-- RECORDS TO PROCESS --
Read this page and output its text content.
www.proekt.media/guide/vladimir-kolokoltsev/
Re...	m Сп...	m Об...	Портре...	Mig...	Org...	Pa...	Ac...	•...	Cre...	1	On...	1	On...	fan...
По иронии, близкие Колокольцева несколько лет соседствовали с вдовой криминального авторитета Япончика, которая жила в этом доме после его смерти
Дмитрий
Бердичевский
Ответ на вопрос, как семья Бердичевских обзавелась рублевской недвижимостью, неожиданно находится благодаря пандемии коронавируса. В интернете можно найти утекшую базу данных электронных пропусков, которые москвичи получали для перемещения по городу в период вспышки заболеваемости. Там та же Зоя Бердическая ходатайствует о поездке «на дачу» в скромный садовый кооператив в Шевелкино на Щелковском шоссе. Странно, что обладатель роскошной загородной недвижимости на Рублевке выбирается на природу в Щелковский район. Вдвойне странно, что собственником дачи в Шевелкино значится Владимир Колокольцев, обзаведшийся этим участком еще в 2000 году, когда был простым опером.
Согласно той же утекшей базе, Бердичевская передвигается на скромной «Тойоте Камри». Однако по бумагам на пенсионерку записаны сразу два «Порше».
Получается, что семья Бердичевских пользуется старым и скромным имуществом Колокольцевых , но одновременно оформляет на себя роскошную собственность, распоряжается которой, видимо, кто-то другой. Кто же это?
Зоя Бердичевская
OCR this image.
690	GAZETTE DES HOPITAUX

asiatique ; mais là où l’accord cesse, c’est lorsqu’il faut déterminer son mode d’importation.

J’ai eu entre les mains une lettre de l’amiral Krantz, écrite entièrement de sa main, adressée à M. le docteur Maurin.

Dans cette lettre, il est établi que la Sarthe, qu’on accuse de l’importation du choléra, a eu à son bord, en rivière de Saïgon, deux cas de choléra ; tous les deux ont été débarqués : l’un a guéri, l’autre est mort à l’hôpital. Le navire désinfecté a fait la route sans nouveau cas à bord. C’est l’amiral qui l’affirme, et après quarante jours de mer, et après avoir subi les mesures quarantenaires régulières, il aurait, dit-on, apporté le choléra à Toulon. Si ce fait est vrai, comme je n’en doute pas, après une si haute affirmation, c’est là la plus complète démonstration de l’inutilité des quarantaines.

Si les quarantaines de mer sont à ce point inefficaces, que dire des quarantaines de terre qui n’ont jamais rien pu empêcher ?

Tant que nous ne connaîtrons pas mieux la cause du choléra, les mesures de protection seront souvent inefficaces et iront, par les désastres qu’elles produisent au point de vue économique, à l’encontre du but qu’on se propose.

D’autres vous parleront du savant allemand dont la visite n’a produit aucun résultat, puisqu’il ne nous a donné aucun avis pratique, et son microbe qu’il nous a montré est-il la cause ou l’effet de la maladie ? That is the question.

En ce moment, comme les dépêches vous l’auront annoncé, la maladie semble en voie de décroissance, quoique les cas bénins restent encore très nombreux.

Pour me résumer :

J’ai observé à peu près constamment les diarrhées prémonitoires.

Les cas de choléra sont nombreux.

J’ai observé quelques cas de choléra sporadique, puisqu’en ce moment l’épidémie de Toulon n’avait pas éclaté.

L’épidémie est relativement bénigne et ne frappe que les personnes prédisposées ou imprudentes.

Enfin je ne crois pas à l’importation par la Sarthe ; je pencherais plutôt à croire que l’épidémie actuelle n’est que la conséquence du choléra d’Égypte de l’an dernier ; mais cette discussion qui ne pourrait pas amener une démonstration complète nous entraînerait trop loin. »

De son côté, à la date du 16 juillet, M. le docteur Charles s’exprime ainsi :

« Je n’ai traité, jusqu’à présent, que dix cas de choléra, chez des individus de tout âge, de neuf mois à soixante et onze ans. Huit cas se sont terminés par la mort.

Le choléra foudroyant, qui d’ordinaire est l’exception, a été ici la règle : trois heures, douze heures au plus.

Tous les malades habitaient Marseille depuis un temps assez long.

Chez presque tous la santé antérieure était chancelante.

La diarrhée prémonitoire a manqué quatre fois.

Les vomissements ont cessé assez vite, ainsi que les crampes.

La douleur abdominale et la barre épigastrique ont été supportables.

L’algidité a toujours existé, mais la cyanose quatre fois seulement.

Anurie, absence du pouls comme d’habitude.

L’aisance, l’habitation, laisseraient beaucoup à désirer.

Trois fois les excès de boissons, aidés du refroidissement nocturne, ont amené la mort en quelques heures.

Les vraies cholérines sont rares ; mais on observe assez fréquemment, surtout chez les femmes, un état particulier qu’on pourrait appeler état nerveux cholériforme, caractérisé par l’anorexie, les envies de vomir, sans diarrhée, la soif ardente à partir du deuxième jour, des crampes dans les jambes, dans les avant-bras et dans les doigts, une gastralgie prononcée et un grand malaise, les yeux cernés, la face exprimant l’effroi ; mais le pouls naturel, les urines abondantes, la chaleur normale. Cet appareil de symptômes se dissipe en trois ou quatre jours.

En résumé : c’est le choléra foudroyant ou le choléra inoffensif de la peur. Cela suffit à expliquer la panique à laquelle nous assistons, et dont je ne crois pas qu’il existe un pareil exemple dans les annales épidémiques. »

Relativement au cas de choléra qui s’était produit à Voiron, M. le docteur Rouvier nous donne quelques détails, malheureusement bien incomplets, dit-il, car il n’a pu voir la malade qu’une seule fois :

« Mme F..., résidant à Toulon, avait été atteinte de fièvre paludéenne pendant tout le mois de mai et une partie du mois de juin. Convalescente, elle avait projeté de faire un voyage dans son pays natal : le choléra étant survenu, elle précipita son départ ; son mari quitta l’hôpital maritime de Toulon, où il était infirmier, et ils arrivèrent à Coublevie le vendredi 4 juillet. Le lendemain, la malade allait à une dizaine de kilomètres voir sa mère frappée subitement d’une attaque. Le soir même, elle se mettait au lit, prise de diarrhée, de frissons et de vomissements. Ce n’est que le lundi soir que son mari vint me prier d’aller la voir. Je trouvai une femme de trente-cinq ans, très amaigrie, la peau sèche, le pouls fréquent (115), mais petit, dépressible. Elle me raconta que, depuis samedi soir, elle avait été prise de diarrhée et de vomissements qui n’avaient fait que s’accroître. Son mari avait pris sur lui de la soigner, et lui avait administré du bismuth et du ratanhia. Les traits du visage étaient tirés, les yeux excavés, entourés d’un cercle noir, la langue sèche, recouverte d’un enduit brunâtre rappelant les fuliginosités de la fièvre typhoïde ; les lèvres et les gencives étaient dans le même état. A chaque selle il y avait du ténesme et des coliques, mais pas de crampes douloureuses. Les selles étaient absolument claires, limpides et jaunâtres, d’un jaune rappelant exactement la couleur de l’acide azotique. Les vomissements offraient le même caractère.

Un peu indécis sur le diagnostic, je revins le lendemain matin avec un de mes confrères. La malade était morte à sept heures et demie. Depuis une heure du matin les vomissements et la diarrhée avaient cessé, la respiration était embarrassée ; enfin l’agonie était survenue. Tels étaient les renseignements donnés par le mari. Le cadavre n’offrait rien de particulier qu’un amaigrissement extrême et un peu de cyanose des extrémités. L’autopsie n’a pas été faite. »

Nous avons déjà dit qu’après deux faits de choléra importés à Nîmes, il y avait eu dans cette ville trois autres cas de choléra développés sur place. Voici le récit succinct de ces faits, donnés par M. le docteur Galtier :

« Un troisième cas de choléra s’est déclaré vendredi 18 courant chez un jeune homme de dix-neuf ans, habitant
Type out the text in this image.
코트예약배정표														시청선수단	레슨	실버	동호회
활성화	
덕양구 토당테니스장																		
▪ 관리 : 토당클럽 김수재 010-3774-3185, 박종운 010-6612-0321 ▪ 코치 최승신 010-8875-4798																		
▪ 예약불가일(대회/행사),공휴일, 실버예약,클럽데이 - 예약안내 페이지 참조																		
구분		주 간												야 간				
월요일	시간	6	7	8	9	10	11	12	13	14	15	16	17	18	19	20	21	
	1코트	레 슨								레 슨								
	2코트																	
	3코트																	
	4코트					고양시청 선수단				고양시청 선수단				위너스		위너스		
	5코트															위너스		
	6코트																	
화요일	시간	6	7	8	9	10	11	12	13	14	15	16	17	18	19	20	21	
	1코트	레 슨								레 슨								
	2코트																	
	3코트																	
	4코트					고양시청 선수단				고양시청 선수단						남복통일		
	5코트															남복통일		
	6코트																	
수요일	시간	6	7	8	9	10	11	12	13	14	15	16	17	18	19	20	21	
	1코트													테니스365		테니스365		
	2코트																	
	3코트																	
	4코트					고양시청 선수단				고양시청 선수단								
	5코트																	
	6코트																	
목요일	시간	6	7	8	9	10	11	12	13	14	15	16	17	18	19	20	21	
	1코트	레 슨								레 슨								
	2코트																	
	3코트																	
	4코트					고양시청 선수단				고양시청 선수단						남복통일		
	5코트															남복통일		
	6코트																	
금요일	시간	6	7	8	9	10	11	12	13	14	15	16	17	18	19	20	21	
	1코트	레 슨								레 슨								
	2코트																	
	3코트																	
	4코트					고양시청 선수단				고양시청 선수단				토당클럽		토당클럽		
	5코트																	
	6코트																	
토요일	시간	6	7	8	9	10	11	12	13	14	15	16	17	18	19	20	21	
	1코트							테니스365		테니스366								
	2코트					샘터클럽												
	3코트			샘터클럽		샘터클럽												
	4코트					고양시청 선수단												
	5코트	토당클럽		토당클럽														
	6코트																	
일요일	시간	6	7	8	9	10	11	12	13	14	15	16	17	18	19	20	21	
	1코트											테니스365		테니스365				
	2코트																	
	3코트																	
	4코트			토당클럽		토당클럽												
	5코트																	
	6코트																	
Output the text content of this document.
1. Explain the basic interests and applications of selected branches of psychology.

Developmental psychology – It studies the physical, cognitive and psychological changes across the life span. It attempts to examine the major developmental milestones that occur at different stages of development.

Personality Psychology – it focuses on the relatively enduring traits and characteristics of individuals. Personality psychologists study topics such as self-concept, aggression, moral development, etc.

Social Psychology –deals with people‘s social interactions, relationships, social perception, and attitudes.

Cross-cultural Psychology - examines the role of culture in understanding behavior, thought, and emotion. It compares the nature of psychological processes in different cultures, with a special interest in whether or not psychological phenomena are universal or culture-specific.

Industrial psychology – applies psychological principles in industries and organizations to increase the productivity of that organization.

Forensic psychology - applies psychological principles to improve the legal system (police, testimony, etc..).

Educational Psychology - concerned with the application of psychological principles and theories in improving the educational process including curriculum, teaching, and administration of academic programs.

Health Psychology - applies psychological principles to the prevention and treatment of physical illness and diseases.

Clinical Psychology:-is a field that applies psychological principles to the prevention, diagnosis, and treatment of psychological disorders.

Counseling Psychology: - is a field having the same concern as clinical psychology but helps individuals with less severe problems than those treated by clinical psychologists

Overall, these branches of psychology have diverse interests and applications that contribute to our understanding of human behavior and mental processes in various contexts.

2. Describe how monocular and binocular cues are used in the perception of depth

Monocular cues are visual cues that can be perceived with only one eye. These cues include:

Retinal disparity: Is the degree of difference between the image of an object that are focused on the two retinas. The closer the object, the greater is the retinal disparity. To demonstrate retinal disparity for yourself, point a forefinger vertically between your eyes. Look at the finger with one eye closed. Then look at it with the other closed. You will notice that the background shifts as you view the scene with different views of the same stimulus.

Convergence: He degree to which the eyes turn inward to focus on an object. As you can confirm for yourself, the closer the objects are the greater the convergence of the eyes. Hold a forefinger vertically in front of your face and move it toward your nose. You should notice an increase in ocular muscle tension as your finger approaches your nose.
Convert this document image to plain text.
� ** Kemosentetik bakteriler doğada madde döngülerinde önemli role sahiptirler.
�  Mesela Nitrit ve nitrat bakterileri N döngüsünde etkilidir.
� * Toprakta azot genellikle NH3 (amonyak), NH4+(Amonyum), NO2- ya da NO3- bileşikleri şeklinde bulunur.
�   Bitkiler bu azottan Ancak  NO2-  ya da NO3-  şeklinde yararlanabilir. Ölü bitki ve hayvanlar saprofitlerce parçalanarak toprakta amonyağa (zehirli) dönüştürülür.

-- GOAL --
Produce an exact repeat of the lines from the one containing "Convert this document image to plain text." through the last line of the data, and nothing more.

-- WRITTEN RESPONSE --
Convert this document image to plain text.
� ** Kemosentetik bakteriler doğada madde döngülerinde önemli role sahiptirler.
�  Mesela Nitrit ve nitrat bakterileri N döngüsünde etkilidir.
� * Toprakta azot genellikle NH3 (amonyak), NH4+(Amonyum), NO2- ya da NO3- bileşikleri şeklinde bulunur.
�   Bitkiler bu azottan Ancak  NO2-  ya da NO3-  şeklinde yararlanabilir. Ölü bitki ve hayvanlar saprofitlerce parçalanarak toprakta amonyağa (zehirli) dönüştürülür.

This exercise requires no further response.